§ **Task directions**:
Each entry below should be returned exactly as is, with the pictures removed.

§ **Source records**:
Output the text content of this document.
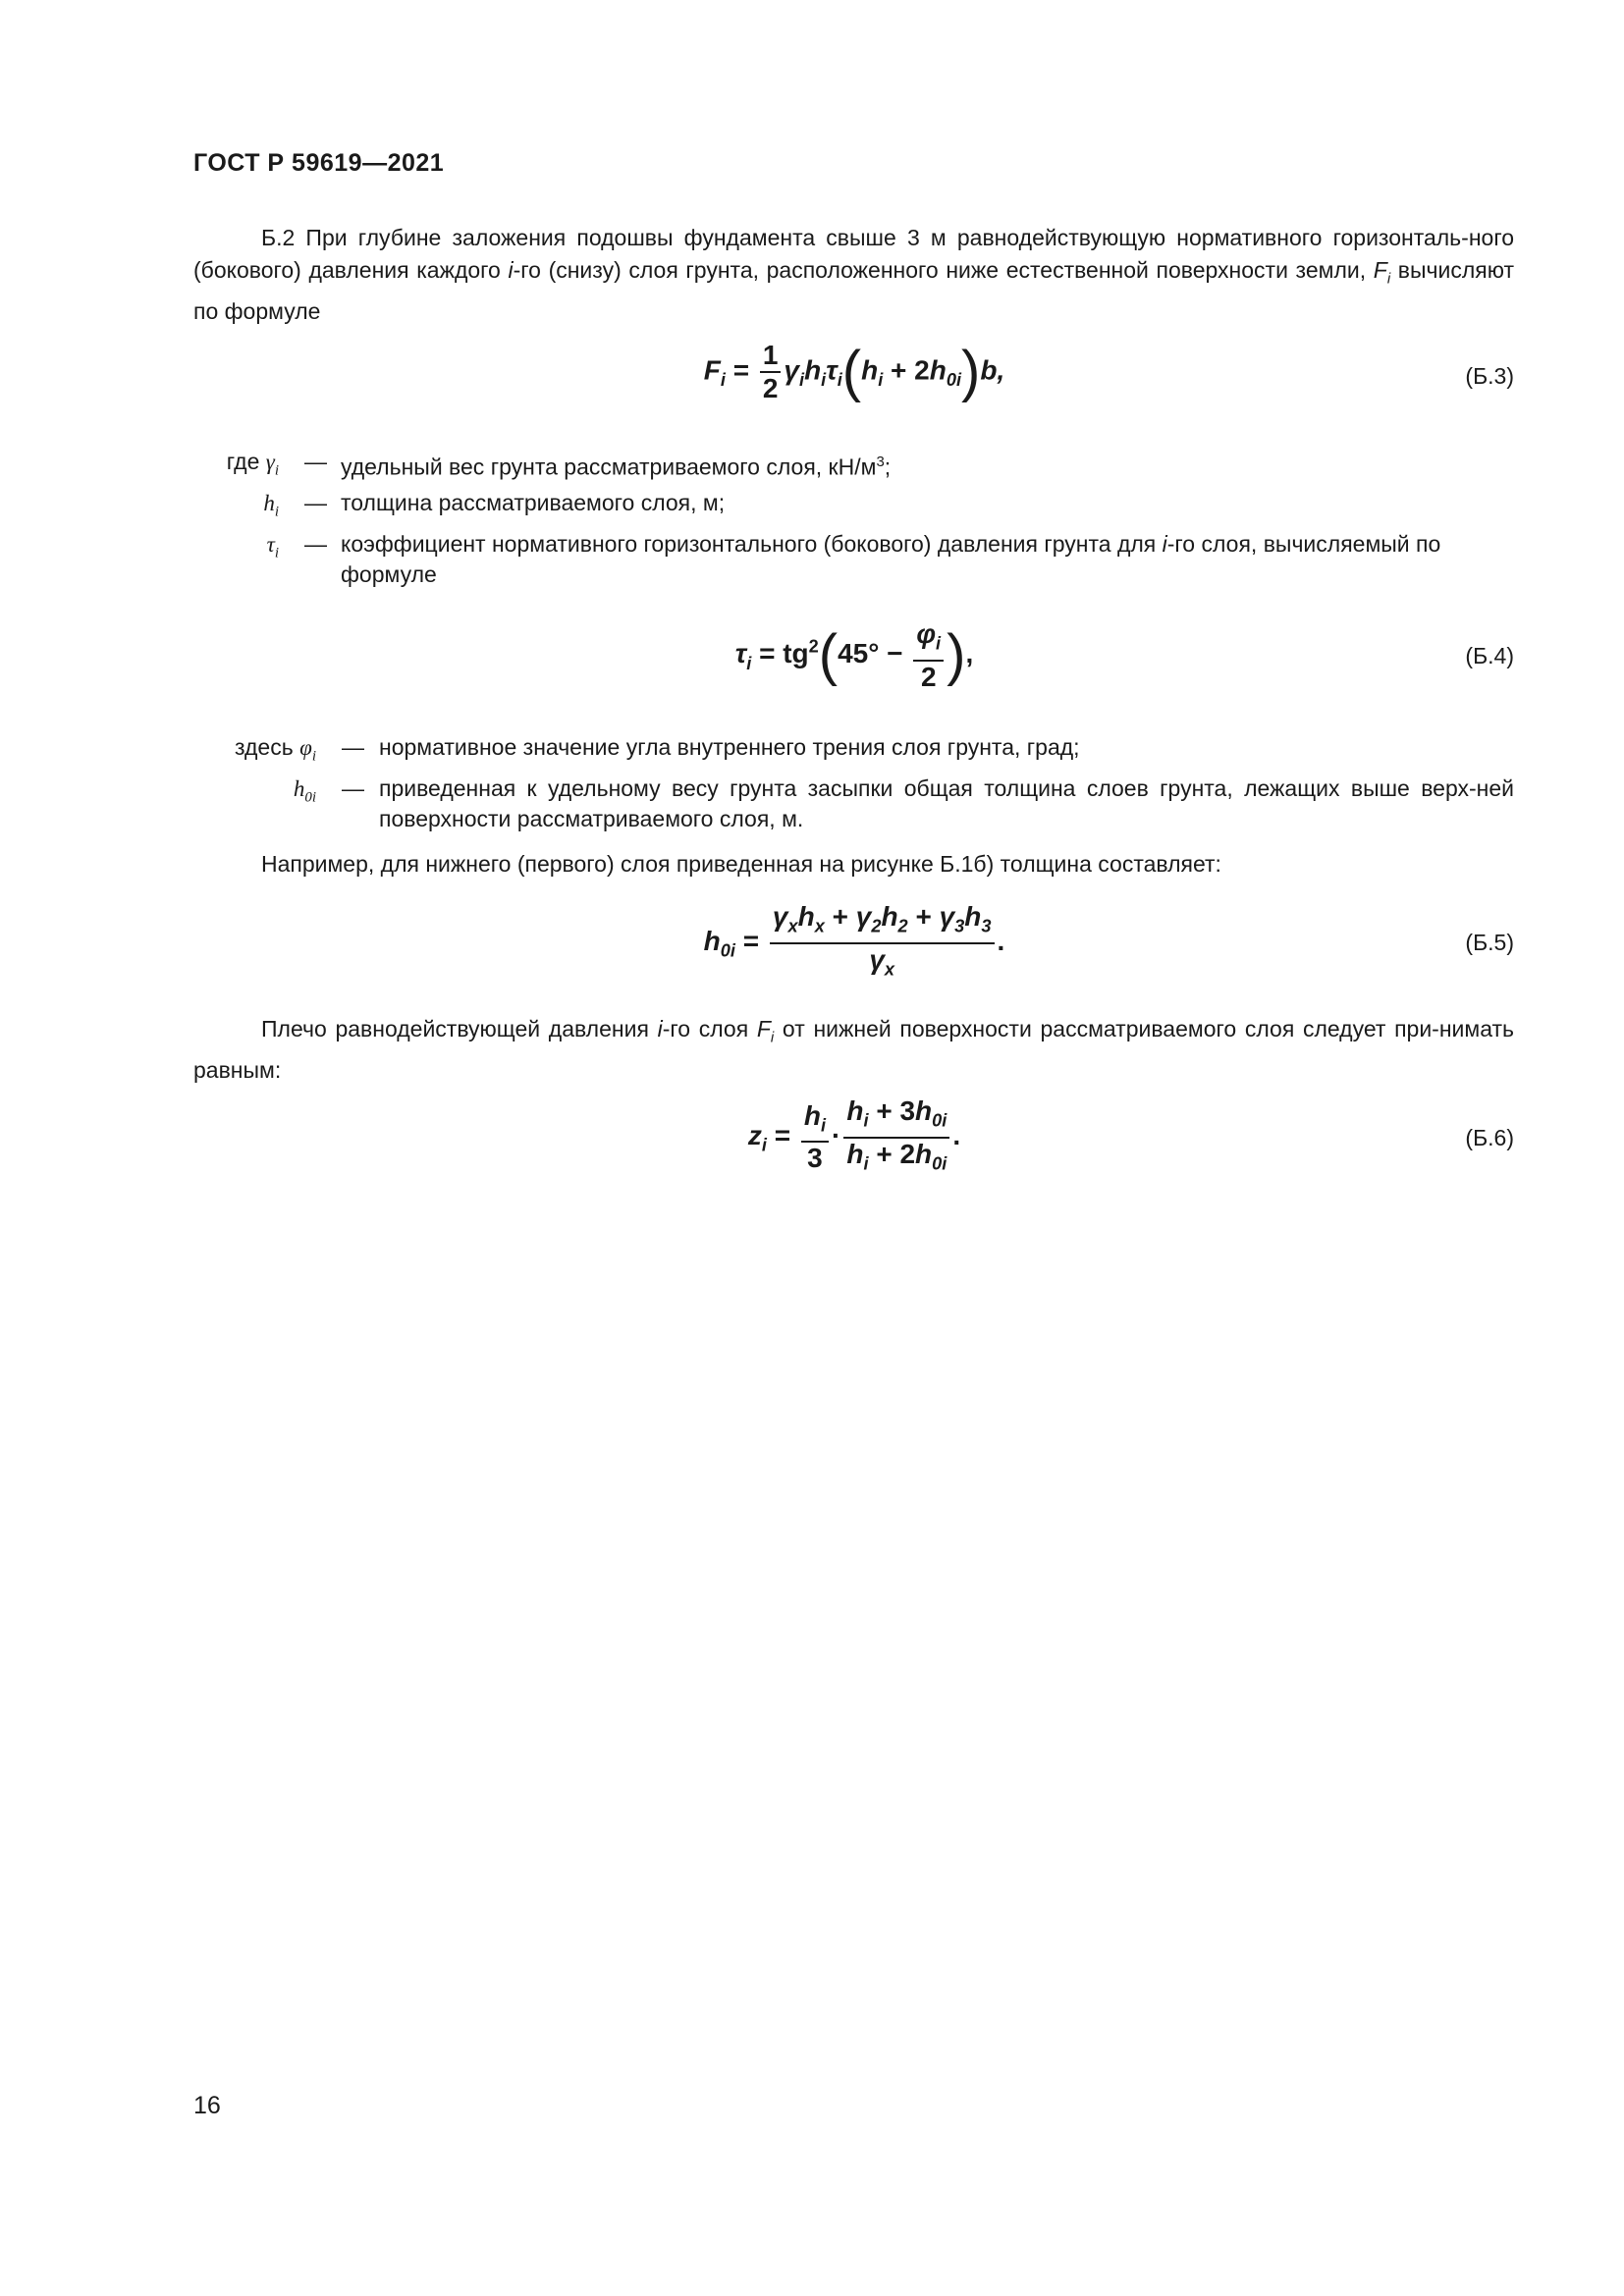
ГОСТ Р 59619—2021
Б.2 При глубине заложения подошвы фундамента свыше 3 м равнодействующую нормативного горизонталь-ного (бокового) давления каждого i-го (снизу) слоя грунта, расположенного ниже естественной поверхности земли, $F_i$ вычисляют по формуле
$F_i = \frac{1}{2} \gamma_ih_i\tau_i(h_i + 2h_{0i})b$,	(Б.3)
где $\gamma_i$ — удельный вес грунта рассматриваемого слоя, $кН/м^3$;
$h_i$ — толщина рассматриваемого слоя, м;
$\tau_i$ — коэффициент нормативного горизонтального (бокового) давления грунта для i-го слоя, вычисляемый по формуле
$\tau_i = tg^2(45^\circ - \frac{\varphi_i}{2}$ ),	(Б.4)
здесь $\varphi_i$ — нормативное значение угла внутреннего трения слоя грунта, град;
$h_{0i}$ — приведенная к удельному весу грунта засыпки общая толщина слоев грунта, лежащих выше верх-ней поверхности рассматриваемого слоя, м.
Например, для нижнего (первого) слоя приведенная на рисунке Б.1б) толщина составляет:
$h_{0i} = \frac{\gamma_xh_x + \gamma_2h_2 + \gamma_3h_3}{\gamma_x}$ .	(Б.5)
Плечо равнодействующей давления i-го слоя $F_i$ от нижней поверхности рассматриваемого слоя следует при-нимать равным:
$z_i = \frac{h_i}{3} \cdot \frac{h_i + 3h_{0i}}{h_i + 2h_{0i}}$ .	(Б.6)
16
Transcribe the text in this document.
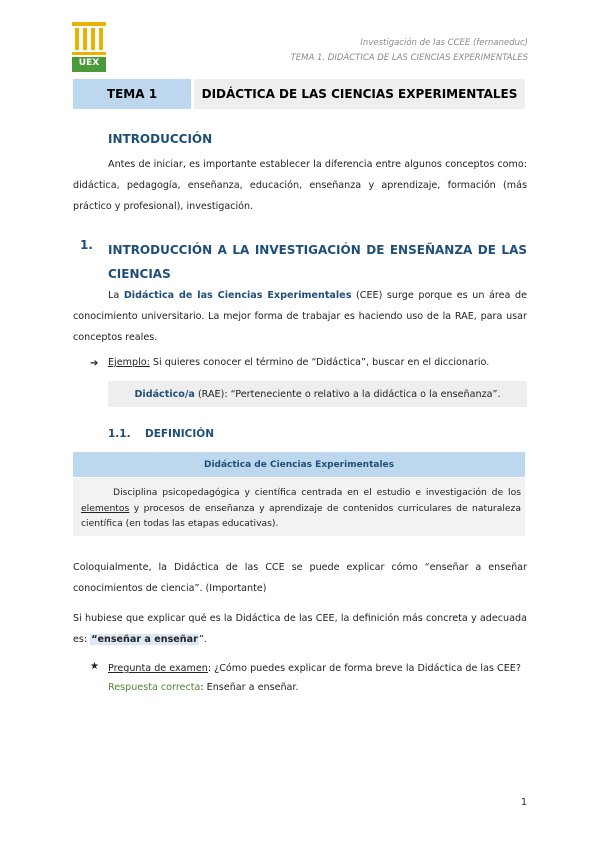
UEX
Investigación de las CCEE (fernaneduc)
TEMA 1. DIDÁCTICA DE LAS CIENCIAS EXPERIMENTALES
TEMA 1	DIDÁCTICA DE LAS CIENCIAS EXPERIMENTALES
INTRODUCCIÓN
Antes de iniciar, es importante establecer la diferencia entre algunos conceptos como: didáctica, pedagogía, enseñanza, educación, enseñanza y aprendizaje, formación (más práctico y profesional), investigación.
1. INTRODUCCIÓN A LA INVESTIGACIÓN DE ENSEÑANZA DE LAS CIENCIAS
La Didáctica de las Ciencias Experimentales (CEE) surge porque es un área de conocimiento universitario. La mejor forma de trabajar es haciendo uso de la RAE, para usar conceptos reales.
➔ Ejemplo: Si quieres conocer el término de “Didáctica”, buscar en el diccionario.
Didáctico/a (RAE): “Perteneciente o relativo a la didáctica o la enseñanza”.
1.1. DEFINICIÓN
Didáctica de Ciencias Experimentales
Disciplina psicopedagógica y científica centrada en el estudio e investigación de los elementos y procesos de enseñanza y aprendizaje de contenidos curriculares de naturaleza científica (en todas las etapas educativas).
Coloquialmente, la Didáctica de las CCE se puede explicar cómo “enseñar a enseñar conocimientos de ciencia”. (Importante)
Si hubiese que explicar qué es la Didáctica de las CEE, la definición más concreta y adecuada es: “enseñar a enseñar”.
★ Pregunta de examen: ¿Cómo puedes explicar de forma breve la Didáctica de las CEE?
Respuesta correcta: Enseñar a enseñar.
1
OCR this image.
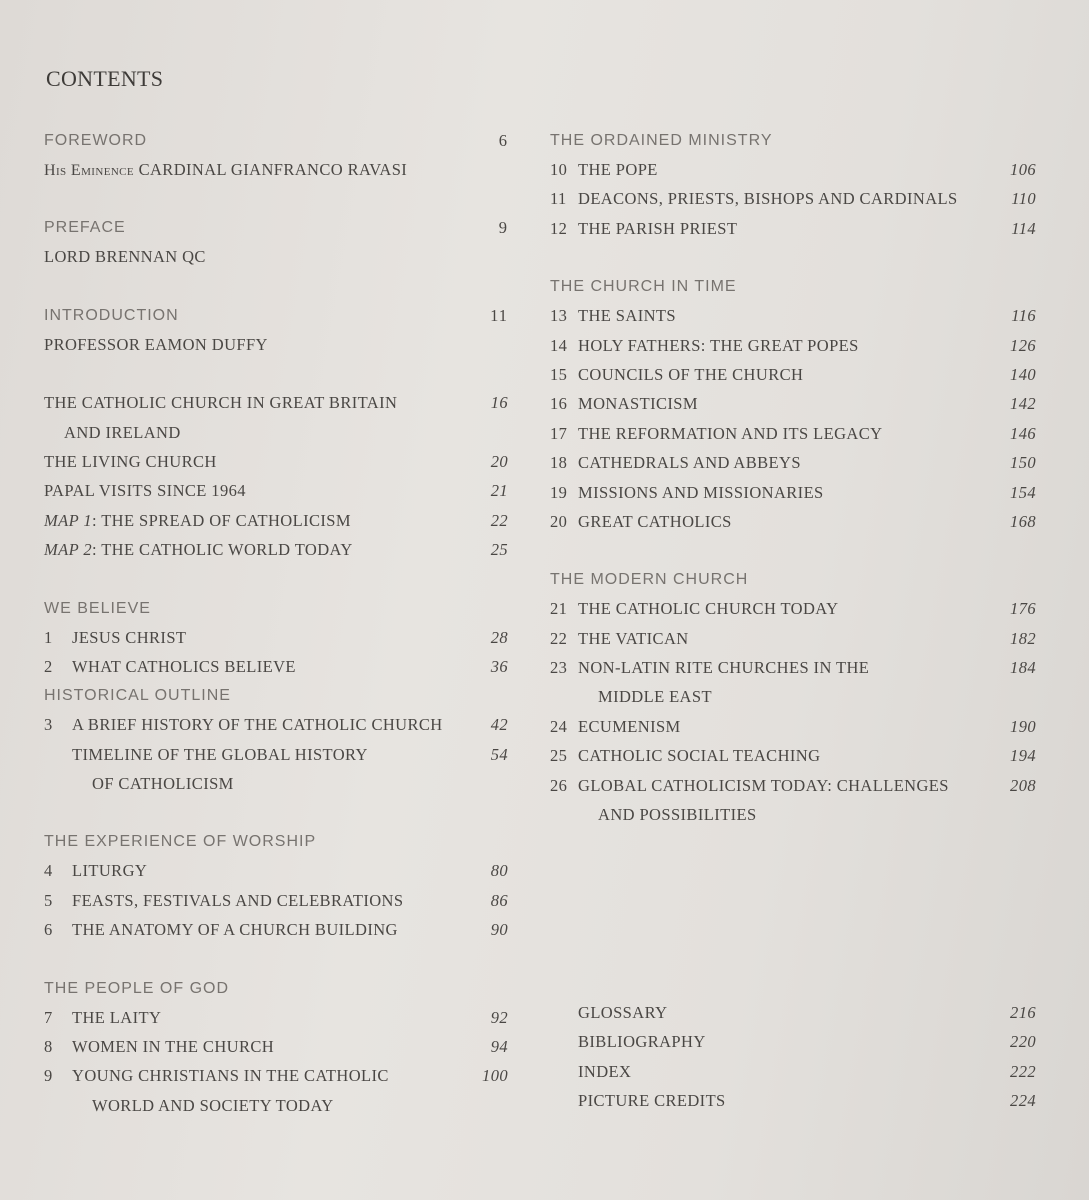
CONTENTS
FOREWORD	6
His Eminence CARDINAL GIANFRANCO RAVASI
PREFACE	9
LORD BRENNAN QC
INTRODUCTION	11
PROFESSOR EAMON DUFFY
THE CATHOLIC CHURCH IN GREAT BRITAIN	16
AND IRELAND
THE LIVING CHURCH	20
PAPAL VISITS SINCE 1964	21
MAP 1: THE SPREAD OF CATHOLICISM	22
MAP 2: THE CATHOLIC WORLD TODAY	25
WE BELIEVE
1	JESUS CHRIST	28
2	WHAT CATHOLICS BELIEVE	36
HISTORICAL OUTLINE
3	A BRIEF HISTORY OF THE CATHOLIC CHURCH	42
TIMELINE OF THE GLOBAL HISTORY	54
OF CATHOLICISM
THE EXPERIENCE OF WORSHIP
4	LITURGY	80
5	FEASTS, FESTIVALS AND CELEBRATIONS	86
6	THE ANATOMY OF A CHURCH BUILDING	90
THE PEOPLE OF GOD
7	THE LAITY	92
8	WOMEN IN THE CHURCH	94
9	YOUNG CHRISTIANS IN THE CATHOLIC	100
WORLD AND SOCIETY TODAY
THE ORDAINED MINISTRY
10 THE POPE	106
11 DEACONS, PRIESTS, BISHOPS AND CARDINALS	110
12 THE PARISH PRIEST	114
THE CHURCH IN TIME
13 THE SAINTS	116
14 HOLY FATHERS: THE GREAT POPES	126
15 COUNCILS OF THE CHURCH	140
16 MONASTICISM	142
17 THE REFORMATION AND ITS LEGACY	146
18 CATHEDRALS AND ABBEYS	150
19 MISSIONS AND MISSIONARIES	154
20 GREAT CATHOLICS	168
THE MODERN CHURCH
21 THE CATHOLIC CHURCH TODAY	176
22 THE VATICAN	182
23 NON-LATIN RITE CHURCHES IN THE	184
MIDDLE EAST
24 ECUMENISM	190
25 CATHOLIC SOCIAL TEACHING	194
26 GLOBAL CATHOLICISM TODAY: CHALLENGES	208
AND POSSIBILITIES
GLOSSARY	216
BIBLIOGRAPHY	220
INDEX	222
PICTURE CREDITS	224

§ **Solution for this task**:
Output the text content of this document.
ГОСТ Р 59619—2021
Б.2 При глубине заложения подошвы фундамента свыше 3 м равнодействующую нормативного горизонталь-ного (бокового) давления каждого i-го (снизу) слоя грунта, расположенного ниже естественной поверхности земли, $F_i$ вычисляют по формуле
$F_i = \frac{1}{2} \gamma_ih_i\tau_i(h_i + 2h_{0i})b$,	(Б.3)
где $\gamma_i$ — удельный вес грунта рассматриваемого слоя, $кН/м^3$;
$h_i$ — толщина рассматриваемого слоя, м;
$\tau_i$ — коэффициент нормативного горизонтального (бокового) давления грунта для i-го слоя, вычисляемый по формуле
$\tau_i = tg^2(45^\circ - \frac{\varphi_i}{2}$ ),	(Б.4)
здесь $\varphi_i$ — нормативное значение угла внутреннего трения слоя грунта, град;
$h_{0i}$ — приведенная к удельному весу грунта засыпки общая толщина слоев грунта, лежащих выше верх-ней поверхности рассматриваемого слоя, м.
Например, для нижнего (первого) слоя приведенная на рисунке Б.1б) толщина составляет:
$h_{0i} = \frac{\gamma_xh_x + \gamma_2h_2 + \gamma_3h_3}{\gamma_x}$ .	(Б.5)
Плечо равнодействующей давления i-го слоя $F_i$ от нижней поверхности рассматриваемого слоя следует при-нимать равным:
$z_i = \frac{h_i}{3} \cdot \frac{h_i + 3h_{0i}}{h_i + 2h_{0i}}$ .	(Б.6)
16
Transcribe the text in this document.
UEX
Investigación de las CCEE (fernaneduc)
TEMA 1. DIDÁCTICA DE LAS CIENCIAS EXPERIMENTALES
TEMA 1	DIDÁCTICA DE LAS CIENCIAS EXPERIMENTALES
INTRODUCCIÓN
Antes de iniciar, es importante establecer la diferencia entre algunos conceptos como: didáctica, pedagogía, enseñanza, educación, enseñanza y aprendizaje, formación (más práctico y profesional), investigación.
1. INTRODUCCIÓN A LA INVESTIGACIÓN DE ENSEÑANZA DE LAS CIENCIAS
La Didáctica de las Ciencias Experimentales (CEE) surge porque es un área de conocimiento universitario. La mejor forma de trabajar es haciendo uso de la RAE, para usar conceptos reales.
➔ Ejemplo: Si quieres conocer el término de “Didáctica”, buscar en el diccionario.
Didáctico/a (RAE): “Perteneciente o relativo a la didáctica o la enseñanza”.
1.1. DEFINICIÓN
Didáctica de Ciencias Experimentales
Disciplina psicopedagógica y científica centrada en el estudio e investigación de los elementos y procesos de enseñanza y aprendizaje de contenidos curriculares de naturaleza científica (en todas las etapas educativas).
Coloquialmente, la Didáctica de las CCE se puede explicar cómo “enseñar a enseñar conocimientos de ciencia”. (Importante)
Si hubiese que explicar qué es la Didáctica de las CEE, la definición más concreta y adecuada es: “enseñar a enseñar”.
★ Pregunta de examen: ¿Cómo puedes explicar de forma breve la Didáctica de las CEE?
Respuesta correcta: Enseñar a enseñar.
1
OCR this image.
CONTENTS
FOREWORD	6
His Eminence CARDINAL GIANFRANCO RAVASI
PREFACE	9
LORD BRENNAN QC
INTRODUCTION	11
PROFESSOR EAMON DUFFY
THE CATHOLIC CHURCH IN GREAT BRITAIN	16
AND IRELAND
THE LIVING CHURCH	20
PAPAL VISITS SINCE 1964	21
MAP 1: THE SPREAD OF CATHOLICISM	22
MAP 2: THE CATHOLIC WORLD TODAY	25
WE BELIEVE
1	JESUS CHRIST	28
2	WHAT CATHOLICS BELIEVE	36
HISTORICAL OUTLINE
3	A BRIEF HISTORY OF THE CATHOLIC CHURCH	42
TIMELINE OF THE GLOBAL HISTORY	54
OF CATHOLICISM
THE EXPERIENCE OF WORSHIP
4	LITURGY	80
5	FEASTS, FESTIVALS AND CELEBRATIONS	86
6	THE ANATOMY OF A CHURCH BUILDING	90
THE PEOPLE OF GOD
7	THE LAITY	92
8	WOMEN IN THE CHURCH	94
9	YOUNG CHRISTIANS IN THE CATHOLIC	100
WORLD AND SOCIETY TODAY
THE ORDAINED MINISTRY
10 THE POPE	106
11 DEACONS, PRIESTS, BISHOPS AND CARDINALS	110
12 THE PARISH PRIEST	114
THE CHURCH IN TIME
13 THE SAINTS	116
14 HOLY FATHERS: THE GREAT POPES	126
15 COUNCILS OF THE CHURCH	140
16 MONASTICISM	142
17 THE REFORMATION AND ITS LEGACY	146
18 CATHEDRALS AND ABBEYS	150
19 MISSIONS AND MISSIONARIES	154
20 GREAT CATHOLICS	168
THE MODERN CHURCH
21 THE CATHOLIC CHURCH TODAY	176
22 THE VATICAN	182
23 NON-LATIN RITE CHURCHES IN THE	184
MIDDLE EAST
24 ECUMENISM	190
25 CATHOLIC SOCIAL TEACHING	194
26 GLOBAL CATHOLICISM TODAY: CHALLENGES	208
AND POSSIBILITIES
GLOSSARY	216
BIBLIOGRAPHY	220
INDEX	222
PICTURE CREDITS	224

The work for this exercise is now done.